Return the material word for word. Do not include pictures.

....

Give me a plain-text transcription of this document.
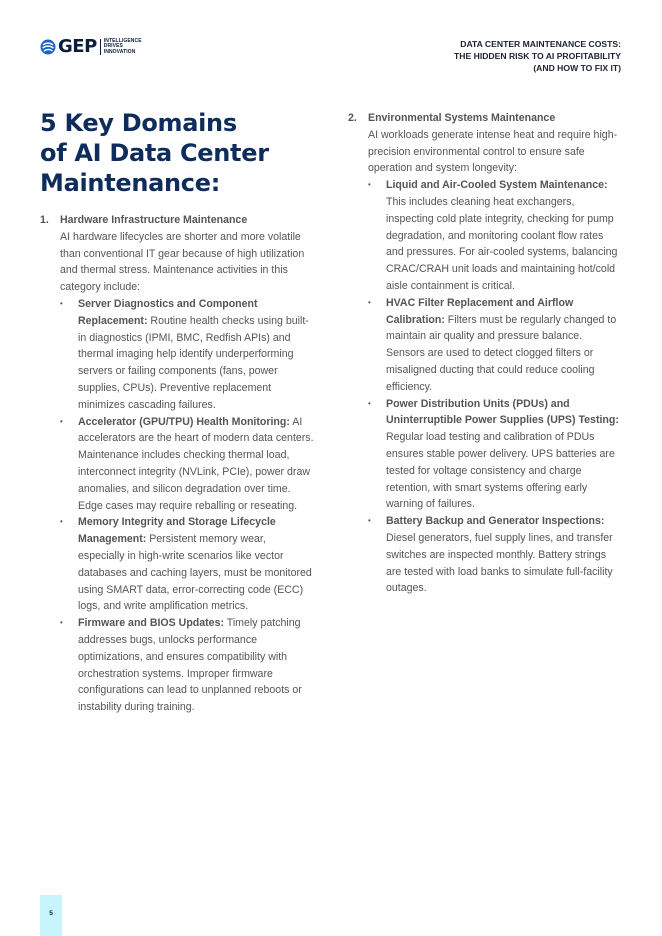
GEP INTELLIGENCE
DRIVES
INNOVATION
DATA CENTER MAINTENANCE COSTS:
THE HIDDEN RISK TO AI PROFITABILITY
(AND HOW TO FIX IT)
5 Key Domains
of AI Data Center
Maintenance:
1. Hardware Infrastructure Maintenance

AI hardware lifecycles are shorter and more volatile than conventional IT gear because of high utilization and thermal stress. Maintenance activities in this category include:

• Server Diagnostics and Component Replacement: Routine health checks using built-in diagnostics (IPMI, BMC, Redfish APIs) and thermal imaging help identify underperforming servers or failing components (fans, power supplies, CPUs). Preventive replacement minimizes cascading failures.
• Accelerator (GPU/TPU) Health Monitoring: AI accelerators are the heart of modern data centers. Maintenance includes checking thermal load, interconnect integrity (NVLink, PCIe), power draw anomalies, and silicon degradation over time. Edge cases may require reballing or reseating.
• Memory Integrity and Storage Lifecycle Management: Persistent memory wear, especially in high-write scenarios like vector databases and caching layers, must be monitored using SMART data, error-correcting code (ECC) logs, and write amplification metrics.
• Firmware and BIOS Updates: Timely patching addresses bugs, unlocks performance optimizations, and ensures compatibility with orchestration systems. Improper firmware configurations can lead to unplanned reboots or instability during training.
2. Environmental Systems Maintenance

AI workloads generate intense heat and require high-precision environmental control to ensure safe operation and system longevity:

• Liquid and Air-Cooled System Maintenance: This includes cleaning heat exchangers, inspecting cold plate integrity, checking for pump degradation, and monitoring coolant flow rates and pressures. For air-cooled systems, balancing CRAC/CRAH unit loads and maintaining hot/cold aisle containment is critical.
• HVAC Filter Replacement and Airflow Calibration: Filters must be regularly changed to maintain air quality and pressure balance. Sensors are used to detect clogged filters or misaligned ducting that could reduce cooling efficiency.
• Power Distribution Units (PDUs) and Uninterruptible Power Supplies (UPS) Testing: Regular load testing and calibration of PDUs ensures stable power delivery. UPS batteries are tested for voltage consistency and charge retention, with smart systems offering early warning of failures.
• Battery Backup and Generator Inspections: Diesel generators, fuel supply lines, and transfer switches are inspected monthly. Battery strings are tested with load banks to simulate full-facility outages.
5
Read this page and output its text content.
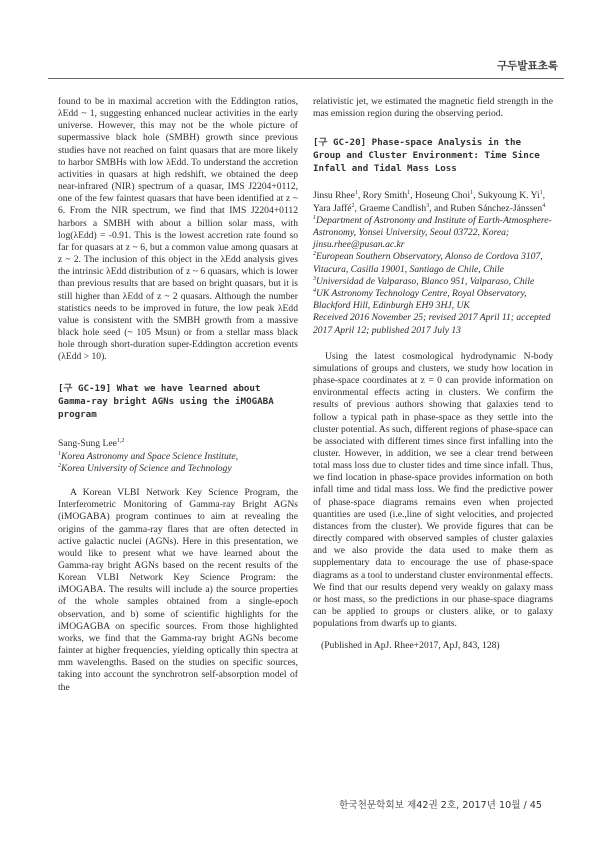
구두발표초록

found to be in maximal accretion with the Eddington ratios, λEdd ~ 1, suggesting enhanced nuclear activities in the early universe. However, this may not be the whole picture of supermassive black hole (SMBH) growth since previous studies have not reached on faint quasars that are more likely to harbor SMBHs with low λEdd. To understand the accretion activities in quasars at high redshift, we obtained the deep near-infrared (NIR) spectrum of a quasar, IMS J2204+0112, one of the few faintest quasars that have been identified at z ~ 6. From the NIR spectrum, we find that IMS J2204+0112 harbors a SMBH with about a billion solar mass, with log(λEdd) = -0.91. This is the lowest accretion rate found so far for quasars at z ~ 6, but a common value among quasars at z ~ 2. The inclusion of this object in the λEdd analysis gives the intrinsic λEdd distribution of z ~ 6 quasars, which is lower than previous results that are based on bright quasars, but it is still higher than λEdd of z ~ 2 quasars. Although the number statistics needs to be improved in future, the low peak λEdd value is consistent with the SMBH growth from a massive black hole seed (~ 105 Msun) or from a stellar mass black hole through short-duration super-Eddington accretion events (λEdd > 10).

[구 GC-19] What we have learned about Gamma-ray bright AGNs using the iMOGABA program
Sang-Sung Lee$^{1,2}$
$^1$Korea Astronomy and Space Science Institute,
$^2$Korea University of Science and Technology

A Korean VLBI Network Key Science Program, the Interferometric Monitoring of Gamma-ray Bright AGNs (iMOGABA) program continues to aim at revealing the origins of the gamma-ray flares that are often detected in active galactic nuclei (AGNs). Here in this presentation, we would like to present what we have learned about the Gamma-ray bright AGNs based on the recent results of the Korean VLBI Network Key Science Program: the iMOGABA. The results will include a) the source properties of the whole samples obtained from a single-epoch observation, and b) some of scientific highlights for the iMOGAGBA on specific sources. From those highlighted works, we find that the Gamma-ray bright AGNs become fainter at higher frequencies, yielding optically thin spectra at mm wavelengths. Based on the studies on specific sources, taking into account the synchrotron self-absorption model of the

relativistic jet, we estimated the magnetic field strength in the mas emission region during the observing period.

[구 GC-20] Phase-space Analysis in the Group and Cluster Environment: Time Since Infall and Tidal Mass Loss
Jinsu Rhee$^1$, Rory Smith$^1$, Hoseung Choi$^1$, Sukyoung K. Yi$^1$, Yara Jaffé$^2$, Graeme Candlish$^3$, and Ruben Sánchez-Jánssen$^4$
$^1$Department of Astronomy and Institute of Earth-Atmosphere-Astronomy, Yonsei University, Seoul 03722, Korea; jinsu.rhee@pusan.ac.kr
$^2$European Southern Observatory, Alonso de Cordova 3107, Vitacura, Casilla 19001, Santiago de Chile, Chile
$^3$Universidad de Valparaso, Blanco 951, Valparaso, Chile
$^4$UK Astronomy Technology Centre, Royal Observatory, Blackford Hill, Edinburgh EH9 3HJ, UK
Received 2016 November 25; revised 2017 April 11; accepted 2017 April 12; published 2017 July 13

Using the latest cosmological hydrodynamic N-body simulations of groups and clusters, we study how location in phase-space coordinates at z = 0 can provide information on environmental effects acting in clusters. We confirm the results of previous authors showing that galaxies tend to follow a typical path in phase-space as they settle into the cluster potential. As such, different regions of phase-space can be associated with different times since first infalling into the cluster. However, in addition, we see a clear trend between total mass loss due to cluster tides and time since infall. Thus, we find location in phase-space provides information on both infall time and tidal mass loss. We find the predictive power of phase-space diagrams remains even when projected quantities are used (i.e.,line of sight velocities, and projected distances from the cluster). We provide figures that can be directly compared with observed samples of cluster galaxies and we also provide the data used to make them as supplementary data to encourage the use of phase-space diagrams as a tool to understand cluster environmental effects. We find that our results depend very weakly on galaxy mass or host mass, so the predictions in our phase-space diagrams can be applied to groups or clusters alike, or to galaxy populations from dwarfs up to giants.

(Published in ApJ. Rhee+2017, ApJ, 843, 128)

한국천문학회보 제42권 2호, 2017년 10월 / 45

....

### Finished answer
Give me a plain-text transcription of this document.
GEP INTELLIGENCE
DRIVES
INNOVATION
DATA CENTER MAINTENANCE COSTS:
THE HIDDEN RISK TO AI PROFITABILITY
(AND HOW TO FIX IT)
5 Key Domains
of AI Data Center
Maintenance:
1. Hardware Infrastructure Maintenance

AI hardware lifecycles are shorter and more volatile than conventional IT gear because of high utilization and thermal stress. Maintenance activities in this category include:

• Server Diagnostics and Component Replacement: Routine health checks using built-in diagnostics (IPMI, BMC, Redfish APIs) and thermal imaging help identify underperforming servers or failing components (fans, power supplies, CPUs). Preventive replacement minimizes cascading failures.
• Accelerator (GPU/TPU) Health Monitoring: AI accelerators are the heart of modern data centers. Maintenance includes checking thermal load, interconnect integrity (NVLink, PCIe), power draw anomalies, and silicon degradation over time. Edge cases may require reballing or reseating.
• Memory Integrity and Storage Lifecycle Management: Persistent memory wear, especially in high-write scenarios like vector databases and caching layers, must be monitored using SMART data, error-correcting code (ECC) logs, and write amplification metrics.
• Firmware and BIOS Updates: Timely patching addresses bugs, unlocks performance optimizations, and ensures compatibility with orchestration systems. Improper firmware configurations can lead to unplanned reboots or instability during training.
2. Environmental Systems Maintenance

AI workloads generate intense heat and require high-precision environmental control to ensure safe operation and system longevity:

• Liquid and Air-Cooled System Maintenance: This includes cleaning heat exchangers, inspecting cold plate integrity, checking for pump degradation, and monitoring coolant flow rates and pressures. For air-cooled systems, balancing CRAC/CRAH unit loads and maintaining hot/cold aisle containment is critical.
• HVAC Filter Replacement and Airflow Calibration: Filters must be regularly changed to maintain air quality and pressure balance. Sensors are used to detect clogged filters or misaligned ducting that could reduce cooling efficiency.
• Power Distribution Units (PDUs) and Uninterruptible Power Supplies (UPS) Testing: Regular load testing and calibration of PDUs ensures stable power delivery. UPS batteries are tested for voltage consistency and charge retention, with smart systems offering early warning of failures.
• Battery Backup and Generator Inspections: Diesel generators, fuel supply lines, and transfer switches are inspected monthly. Battery strings are tested with load banks to simulate full-facility outages.
5
Read this page and output its text content.
구두발표초록

found to be in maximal accretion with the Eddington ratios, λEdd ~ 1, suggesting enhanced nuclear activities in the early universe. However, this may not be the whole picture of supermassive black hole (SMBH) growth since previous studies have not reached on faint quasars that are more likely to harbor SMBHs with low λEdd. To understand the accretion activities in quasars at high redshift, we obtained the deep near-infrared (NIR) spectrum of a quasar, IMS J2204+0112, one of the few faintest quasars that have been identified at z ~ 6. From the NIR spectrum, we find that IMS J2204+0112 harbors a SMBH with about a billion solar mass, with log(λEdd) = -0.91. This is the lowest accretion rate found so far for quasars at z ~ 6, but a common value among quasars at z ~ 2. The inclusion of this object in the λEdd analysis gives the intrinsic λEdd distribution of z ~ 6 quasars, which is lower than previous results that are based on bright quasars, but it is still higher than λEdd of z ~ 2 quasars. Although the number statistics needs to be improved in future, the low peak λEdd value is consistent with the SMBH growth from a massive black hole seed (~ 105 Msun) or from a stellar mass black hole through short-duration super-Eddington accretion events (λEdd > 10).

[구 GC-19] What we have learned about Gamma-ray bright AGNs using the iMOGABA program
Sang-Sung Lee$^{1,2}$
$^1$Korea Astronomy and Space Science Institute,
$^2$Korea University of Science and Technology

A Korean VLBI Network Key Science Program, the Interferometric Monitoring of Gamma-ray Bright AGNs (iMOGABA) program continues to aim at revealing the origins of the gamma-ray flares that are often detected in active galactic nuclei (AGNs). Here in this presentation, we would like to present what we have learned about the Gamma-ray bright AGNs based on the recent results of the Korean VLBI Network Key Science Program: the iMOGABA. The results will include a) the source properties of the whole samples obtained from a single-epoch observation, and b) some of scientific highlights for the iMOGAGBA on specific sources. From those highlighted works, we find that the Gamma-ray bright AGNs become fainter at higher frequencies, yielding optically thin spectra at mm wavelengths. Based on the studies on specific sources, taking into account the synchrotron self-absorption model of the

relativistic jet, we estimated the magnetic field strength in the mas emission region during the observing period.

[구 GC-20] Phase-space Analysis in the Group and Cluster Environment: Time Since Infall and Tidal Mass Loss
Jinsu Rhee$^1$, Rory Smith$^1$, Hoseung Choi$^1$, Sukyoung K. Yi$^1$, Yara Jaffé$^2$, Graeme Candlish$^3$, and Ruben Sánchez-Jánssen$^4$
$^1$Department of Astronomy and Institute of Earth-Atmosphere-Astronomy, Yonsei University, Seoul 03722, Korea; jinsu.rhee@pusan.ac.kr
$^2$European Southern Observatory, Alonso de Cordova 3107, Vitacura, Casilla 19001, Santiago de Chile, Chile
$^3$Universidad de Valparaso, Blanco 951, Valparaso, Chile
$^4$UK Astronomy Technology Centre, Royal Observatory, Blackford Hill, Edinburgh EH9 3HJ, UK
Received 2016 November 25; revised 2017 April 11; accepted 2017 April 12; published 2017 July 13

Using the latest cosmological hydrodynamic N-body simulations of groups and clusters, we study how location in phase-space coordinates at z = 0 can provide information on environmental effects acting in clusters. We confirm the results of previous authors showing that galaxies tend to follow a typical path in phase-space as they settle into the cluster potential. As such, different regions of phase-space can be associated with different times since first infalling into the cluster. However, in addition, we see a clear trend between total mass loss due to cluster tides and time since infall. Thus, we find location in phase-space provides information on both infall time and tidal mass loss. We find the predictive power of phase-space diagrams remains even when projected quantities are used (i.e.,line of sight velocities, and projected distances from the cluster). We provide figures that can be directly compared with observed samples of cluster galaxies and we also provide the data used to make them as supplementary data to encourage the use of phase-space diagrams as a tool to understand cluster environmental effects. We find that our results depend very weakly on galaxy mass or host mass, so the predictions in our phase-space diagrams can be applied to groups or clusters alike, or to galaxy populations from dwarfs up to giants.

(Published in ApJ. Rhee+2017, ApJ, 843, 128)

한국천문학회보 제42권 2호, 2017년 10월 / 45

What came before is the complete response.